-- begin RECORDS SHOWN --
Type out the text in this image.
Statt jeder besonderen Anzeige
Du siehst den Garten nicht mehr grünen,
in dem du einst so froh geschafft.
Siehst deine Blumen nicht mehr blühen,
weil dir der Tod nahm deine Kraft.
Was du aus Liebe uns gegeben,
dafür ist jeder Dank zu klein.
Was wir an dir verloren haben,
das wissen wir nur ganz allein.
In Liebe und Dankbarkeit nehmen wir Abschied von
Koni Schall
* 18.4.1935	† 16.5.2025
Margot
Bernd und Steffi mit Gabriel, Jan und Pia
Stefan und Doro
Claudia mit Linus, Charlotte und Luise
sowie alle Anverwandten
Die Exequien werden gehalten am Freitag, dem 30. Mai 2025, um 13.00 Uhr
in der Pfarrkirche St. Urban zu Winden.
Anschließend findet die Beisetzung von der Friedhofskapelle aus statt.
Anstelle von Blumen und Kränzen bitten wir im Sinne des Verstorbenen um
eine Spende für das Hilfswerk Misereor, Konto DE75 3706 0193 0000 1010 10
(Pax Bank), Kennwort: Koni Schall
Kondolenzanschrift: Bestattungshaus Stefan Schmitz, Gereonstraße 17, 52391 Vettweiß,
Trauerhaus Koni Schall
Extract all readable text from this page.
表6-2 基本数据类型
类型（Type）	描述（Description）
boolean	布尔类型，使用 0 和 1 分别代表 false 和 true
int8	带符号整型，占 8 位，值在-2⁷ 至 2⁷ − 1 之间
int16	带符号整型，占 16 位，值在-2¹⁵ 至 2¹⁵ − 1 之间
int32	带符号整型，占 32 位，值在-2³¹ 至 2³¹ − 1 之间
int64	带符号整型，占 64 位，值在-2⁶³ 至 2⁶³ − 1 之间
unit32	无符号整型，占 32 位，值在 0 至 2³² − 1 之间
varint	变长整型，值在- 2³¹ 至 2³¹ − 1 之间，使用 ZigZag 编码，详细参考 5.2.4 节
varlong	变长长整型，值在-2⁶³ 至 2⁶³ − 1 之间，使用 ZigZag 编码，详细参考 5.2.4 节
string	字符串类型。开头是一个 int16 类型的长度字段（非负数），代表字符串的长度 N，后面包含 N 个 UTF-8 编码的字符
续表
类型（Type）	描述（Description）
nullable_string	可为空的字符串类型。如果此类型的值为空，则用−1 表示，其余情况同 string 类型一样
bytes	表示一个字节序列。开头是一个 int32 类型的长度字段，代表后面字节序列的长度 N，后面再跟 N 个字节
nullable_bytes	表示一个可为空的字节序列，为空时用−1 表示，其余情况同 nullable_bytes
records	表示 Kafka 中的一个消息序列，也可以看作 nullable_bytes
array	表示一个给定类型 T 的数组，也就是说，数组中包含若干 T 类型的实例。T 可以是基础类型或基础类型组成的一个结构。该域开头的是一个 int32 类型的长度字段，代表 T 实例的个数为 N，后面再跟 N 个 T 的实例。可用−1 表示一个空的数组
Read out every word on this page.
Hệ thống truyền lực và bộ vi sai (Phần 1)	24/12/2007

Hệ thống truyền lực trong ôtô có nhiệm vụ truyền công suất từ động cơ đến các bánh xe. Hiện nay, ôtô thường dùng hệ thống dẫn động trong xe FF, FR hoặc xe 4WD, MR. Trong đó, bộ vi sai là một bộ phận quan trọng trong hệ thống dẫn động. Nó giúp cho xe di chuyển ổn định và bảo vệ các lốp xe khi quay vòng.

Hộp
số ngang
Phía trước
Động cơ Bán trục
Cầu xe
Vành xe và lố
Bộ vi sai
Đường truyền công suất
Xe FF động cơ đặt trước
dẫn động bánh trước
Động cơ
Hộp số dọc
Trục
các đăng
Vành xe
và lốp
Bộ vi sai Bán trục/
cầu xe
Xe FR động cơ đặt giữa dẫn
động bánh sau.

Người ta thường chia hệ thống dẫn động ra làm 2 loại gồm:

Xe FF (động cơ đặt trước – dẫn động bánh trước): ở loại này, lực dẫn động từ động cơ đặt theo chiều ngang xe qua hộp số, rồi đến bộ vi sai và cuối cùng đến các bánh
-- end RECORDS SHOWN --
SHORT PROBLEM -> Within the material above, find the lines that contain the word "thường"; copy them.

ANSWER TO THIS EXERCISE ->
Hệ thống truyền lực trong ôtô có nhiệm vụ truyền công suất từ động cơ đến các bánh xe. Hiện nay, ôtô thường dùng hệ thống dẫn động trong xe FF, FR hoặc xe 4WD, MR. Trong đó, bộ vi sai là một bộ phận quan trọng trong hệ thống dẫn động. Nó giúp cho xe di chuyển ổn định và bảo vệ các lốp xe khi quay vòng.
Người ta thường chia hệ thống dẫn động ra làm 2 loại gồm:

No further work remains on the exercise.